* **Excerpts from a figure dataset**
****************

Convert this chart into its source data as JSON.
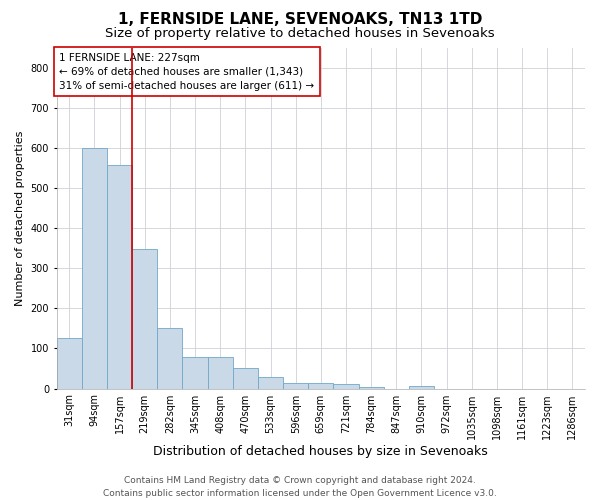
{
  "title1": "1, FERNSIDE LANE, SEVENOAKS, TN13 1TD",
  "title2": "Size of property relative to detached houses in Sevenoaks",
  "xlabel": "Distribution of detached houses by size in Sevenoaks",
  "ylabel": "Number of detached properties",
  "categories": [
    "31sqm",
    "94sqm",
    "157sqm",
    "219sqm",
    "282sqm",
    "345sqm",
    "408sqm",
    "470sqm",
    "533sqm",
    "596sqm",
    "659sqm",
    "721sqm",
    "784sqm",
    "847sqm",
    "910sqm",
    "972sqm",
    "1035sqm",
    "1098sqm",
    "1161sqm",
    "1223sqm",
    "1286sqm"
  ],
  "values": [
    125,
    600,
    558,
    347,
    150,
    78,
    78,
    52,
    30,
    15,
    13,
    11,
    5,
    0,
    7,
    0,
    0,
    0,
    0,
    0,
    0
  ],
  "bar_color": "#c9d9e8",
  "bar_edge_color": "#6fa8c8",
  "bar_linewidth": 0.6,
  "property_line_x": 2.5,
  "annotation_line1": "1 FERNSIDE LANE: 227sqm",
  "annotation_line2": "← 69% of detached houses are smaller (1,343)",
  "annotation_line3": "31% of semi-detached houses are larger (611) →",
  "annotation_box_color": "#ffffff",
  "annotation_box_edge": "#cc0000",
  "vline_color": "#cc0000",
  "grid_color": "#d0d0d8",
  "background_color": "#ffffff",
  "footer1": "Contains HM Land Registry data © Crown copyright and database right 2024.",
  "footer2": "Contains public sector information licensed under the Open Government Licence v3.0.",
  "ylim": [
    0,
    850
  ],
  "title1_fontsize": 11,
  "title2_fontsize": 9.5,
  "xlabel_fontsize": 9,
  "ylabel_fontsize": 8,
  "tick_fontsize": 7,
  "annotation_fontsize": 7.5,
  "footer_fontsize": 6.5
}
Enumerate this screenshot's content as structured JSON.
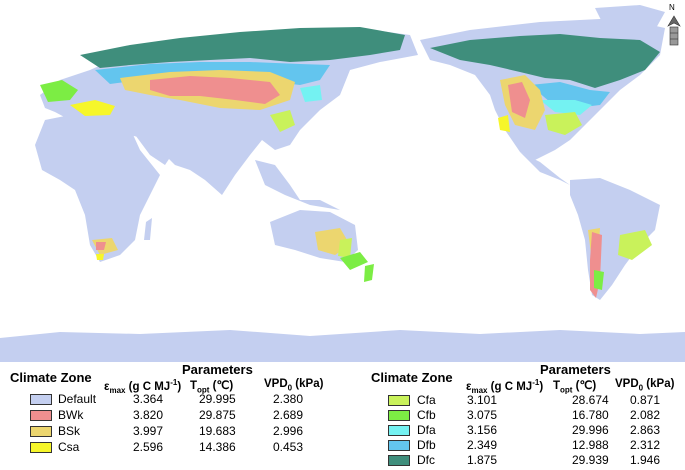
{
  "colors": {
    "ocean": "#ffffff",
    "Default": "#c4cff0",
    "BWk": "#ef8f8f",
    "BSk": "#ecd66f",
    "Csa": "#f6f62a",
    "Cfa": "#c9f25b",
    "Cfb": "#7ced44",
    "Dfa": "#74f2f2",
    "Dfb": "#63c5ee",
    "Dfc": "#3f8e7c"
  },
  "map": {
    "north_arrow_label": "N"
  },
  "legend": {
    "zone_header": "Climate Zone",
    "params_header": "Parameters",
    "col_eps": "ε",
    "col_eps_sub": "max",
    "col_eps_unit": " (g C MJ",
    "col_eps_sup": "-1",
    "col_eps_close": ")",
    "col_topt": "T",
    "col_topt_sub": "opt",
    "col_topt_unit": " (℃)",
    "col_vpd": "VPD",
    "col_vpd_sub": "0",
    "col_vpd_unit": " (kPa)",
    "left": [
      {
        "zone": "Default",
        "eps": "3.364",
        "topt": "29.995",
        "vpd": "2.380"
      },
      {
        "zone": "BWk",
        "eps": "3.820",
        "topt": "29.875",
        "vpd": "2.689"
      },
      {
        "zone": "BSk",
        "eps": "3.997",
        "topt": "19.683",
        "vpd": "2.996"
      },
      {
        "zone": "Csa",
        "eps": "2.596",
        "topt": "14.386",
        "vpd": "0.453"
      }
    ],
    "right": [
      {
        "zone": "Cfa",
        "eps": "3.101",
        "topt": "28.674",
        "vpd": "0.871"
      },
      {
        "zone": "Cfb",
        "eps": "3.075",
        "topt": "16.780",
        "vpd": "2.082"
      },
      {
        "zone": "Dfa",
        "eps": "3.156",
        "topt": "29.996",
        "vpd": "2.863"
      },
      {
        "zone": "Dfb",
        "eps": "2.349",
        "topt": "12.988",
        "vpd": "2.312"
      },
      {
        "zone": "Dfc",
        "eps": "1.875",
        "topt": "29.939",
        "vpd": "1.946"
      }
    ]
  }
}
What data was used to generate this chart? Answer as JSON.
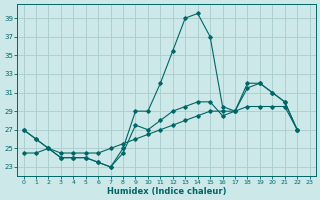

****************

* **What the task requires**
Reproduce the entries above word for word. Pictures stay out.

* **Exercise output**
Convert this chart into its source data as JSON.
{
  "title1": "1, FERNSIDE LANE, SEVENOAKS, TN13 1TD",
  "title2": "Size of property relative to detached houses in Sevenoaks",
  "xlabel": "Distribution of detached houses by size in Sevenoaks",
  "ylabel": "Number of detached properties",
  "categories": [
    "31sqm",
    "94sqm",
    "157sqm",
    "219sqm",
    "282sqm",
    "345sqm",
    "408sqm",
    "470sqm",
    "533sqm",
    "596sqm",
    "659sqm",
    "721sqm",
    "784sqm",
    "847sqm",
    "910sqm",
    "972sqm",
    "1035sqm",
    "1098sqm",
    "1161sqm",
    "1223sqm",
    "1286sqm"
  ],
  "values": [
    125,
    600,
    558,
    347,
    150,
    78,
    78,
    52,
    30,
    15,
    13,
    11,
    5,
    0,
    7,
    0,
    0,
    0,
    0,
    0,
    0
  ],
  "bar_color": "#c9d9e8",
  "bar_edge_color": "#6fa8c8",
  "bar_linewidth": 0.6,
  "property_line_x": 2.5,
  "annotation_line1": "1 FERNSIDE LANE: 227sqm",
  "annotation_line2": "← 69% of detached houses are smaller (1,343)",
  "annotation_line3": "31% of semi-detached houses are larger (611) →",
  "annotation_box_color": "#ffffff",
  "annotation_box_edge": "#cc0000",
  "vline_color": "#cc0000",
  "grid_color": "#d0d0d8",
  "background_color": "#ffffff",
  "footer1": "Contains HM Land Registry data © Crown copyright and database right 2024.",
  "footer2": "Contains public sector information licensed under the Open Government Licence v3.0.",
  "ylim": [
    0,
    850
  ],
  "title1_fontsize": 11,
  "title2_fontsize": 9.5,
  "xlabel_fontsize": 9,
  "ylabel_fontsize": 8,
  "tick_fontsize": 7,
  "annotation_fontsize": 7.5,
  "footer_fontsize": 6.5
}
Enumerate this screenshot's content as structured JSON.
{
  "colors": {
    "ocean": "#ffffff",
    "Default": "#c4cff0",
    "BWk": "#ef8f8f",
    "BSk": "#ecd66f",
    "Csa": "#f6f62a",
    "Cfa": "#c9f25b",
    "Cfb": "#7ced44",
    "Dfa": "#74f2f2",
    "Dfb": "#63c5ee",
    "Dfc": "#3f8e7c"
  },
  "map": {
    "north_arrow_label": "N"
  },
  "legend": {
    "zone_header": "Climate Zone",
    "params_header": "Parameters",
    "col_eps": "ε",
    "col_eps_sub": "max",
    "col_eps_unit": " (g C MJ",
    "col_eps_sup": "-1",
    "col_eps_close": ")",
    "col_topt": "T",
    "col_topt_sub": "opt",
    "col_topt_unit": " (℃)",
    "col_vpd": "VPD",
    "col_vpd_sub": "0",
    "col_vpd_unit": " (kPa)",
    "left": [
      {
        "zone": "Default",
        "eps": "3.364",
        "topt": "29.995",
        "vpd": "2.380"
      },
      {
        "zone": "BWk",
        "eps": "3.820",
        "topt": "29.875",
        "vpd": "2.689"
      },
      {
        "zone": "BSk",
        "eps": "3.997",
        "topt": "19.683",
        "vpd": "2.996"
      },
      {
        "zone": "Csa",
        "eps": "2.596",
        "topt": "14.386",
        "vpd": "0.453"
      }
    ],
    "right": [
      {
        "zone": "Cfa",
        "eps": "3.101",
        "topt": "28.674",
        "vpd": "0.871"
      },
      {
        "zone": "Cfb",
        "eps": "3.075",
        "topt": "16.780",
        "vpd": "2.082"
      },
      {
        "zone": "Dfa",
        "eps": "3.156",
        "topt": "29.996",
        "vpd": "2.863"
      },
      {
        "zone": "Dfb",
        "eps": "2.349",
        "topt": "12.988",
        "vpd": "2.312"
      },
      {
        "zone": "Dfc",
        "eps": "1.875",
        "topt": "29.939",
        "vpd": "1.946"
      }
    ]
  }
}
What data was used to generate this chart? Answer as JSON.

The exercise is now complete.